Requirements
Quote all entries in full, exactly.
*** Data for processing
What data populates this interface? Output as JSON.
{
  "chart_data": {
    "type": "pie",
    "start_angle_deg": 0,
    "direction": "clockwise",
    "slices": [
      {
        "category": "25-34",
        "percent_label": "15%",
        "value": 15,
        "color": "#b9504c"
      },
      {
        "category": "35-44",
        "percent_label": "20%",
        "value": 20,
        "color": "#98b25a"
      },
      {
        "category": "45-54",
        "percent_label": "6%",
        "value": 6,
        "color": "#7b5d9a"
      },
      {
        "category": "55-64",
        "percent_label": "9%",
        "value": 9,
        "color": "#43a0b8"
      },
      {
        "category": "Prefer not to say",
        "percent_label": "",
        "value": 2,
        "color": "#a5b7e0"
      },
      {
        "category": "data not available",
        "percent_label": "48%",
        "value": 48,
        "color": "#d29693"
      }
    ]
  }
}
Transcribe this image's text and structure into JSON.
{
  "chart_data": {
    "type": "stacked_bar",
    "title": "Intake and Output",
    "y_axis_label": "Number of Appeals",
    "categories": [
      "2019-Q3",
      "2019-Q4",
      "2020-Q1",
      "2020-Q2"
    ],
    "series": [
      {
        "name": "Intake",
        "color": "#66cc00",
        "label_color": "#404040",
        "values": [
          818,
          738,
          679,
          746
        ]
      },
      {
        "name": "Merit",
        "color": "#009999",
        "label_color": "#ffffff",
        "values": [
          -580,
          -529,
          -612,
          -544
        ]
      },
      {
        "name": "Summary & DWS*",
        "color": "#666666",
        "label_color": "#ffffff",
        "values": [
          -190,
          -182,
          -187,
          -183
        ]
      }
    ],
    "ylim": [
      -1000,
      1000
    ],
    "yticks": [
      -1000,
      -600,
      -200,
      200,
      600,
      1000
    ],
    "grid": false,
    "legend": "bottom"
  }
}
******
The output
What data populates this interface? Output as JSON.
{
  "chart_data": {
    "type": "pie",
    "start_angle_deg": 0,
    "direction": "clockwise",
    "slices": [
      {
        "category": "25-34",
        "percent_label": "15%",
        "value": 15,
        "color": "#b9504c"
      },
      {
        "category": "35-44",
        "percent_label": "20%",
        "value": 20,
        "color": "#98b25a"
      },
      {
        "category": "45-54",
        "percent_label": "6%",
        "value": 6,
        "color": "#7b5d9a"
      },
      {
        "category": "55-64",
        "percent_label": "9%",
        "value": 9,
        "color": "#43a0b8"
      },
      {
        "category": "Prefer not to say",
        "percent_label": "",
        "value": 2,
        "color": "#a5b7e0"
      },
      {
        "category": "data not available",
        "percent_label": "48%",
        "value": 48,
        "color": "#d29693"
      }
    ]
  }
}
Transcribe this image's text and structure into JSON.
{
  "chart_data": {
    "type": "stacked_bar",
    "title": "Intake and Output",
    "y_axis_label": "Number of Appeals",
    "categories": [
      "2019-Q3",
      "2019-Q4",
      "2020-Q1",
      "2020-Q2"
    ],
    "series": [
      {
        "name": "Intake",
        "color": "#66cc00",
        "label_color": "#404040",
        "values": [
          818,
          738,
          679,
          746
        ]
      },
      {
        "name": "Merit",
        "color": "#009999",
        "label_color": "#ffffff",
        "values": [
          -580,
          -529,
          -612,
          -544
        ]
      },
      {
        "name": "Summary & DWS*",
        "color": "#666666",
        "label_color": "#ffffff",
        "values": [
          -190,
          -182,
          -187,
          -183
        ]
      }
    ],
    "ylim": [
      -1000,
      1000
    ],
    "yticks": [
      -1000,
      -600,
      -200,
      200,
      600,
      1000
    ],
    "grid": false,
    "legend": "bottom"
  }
}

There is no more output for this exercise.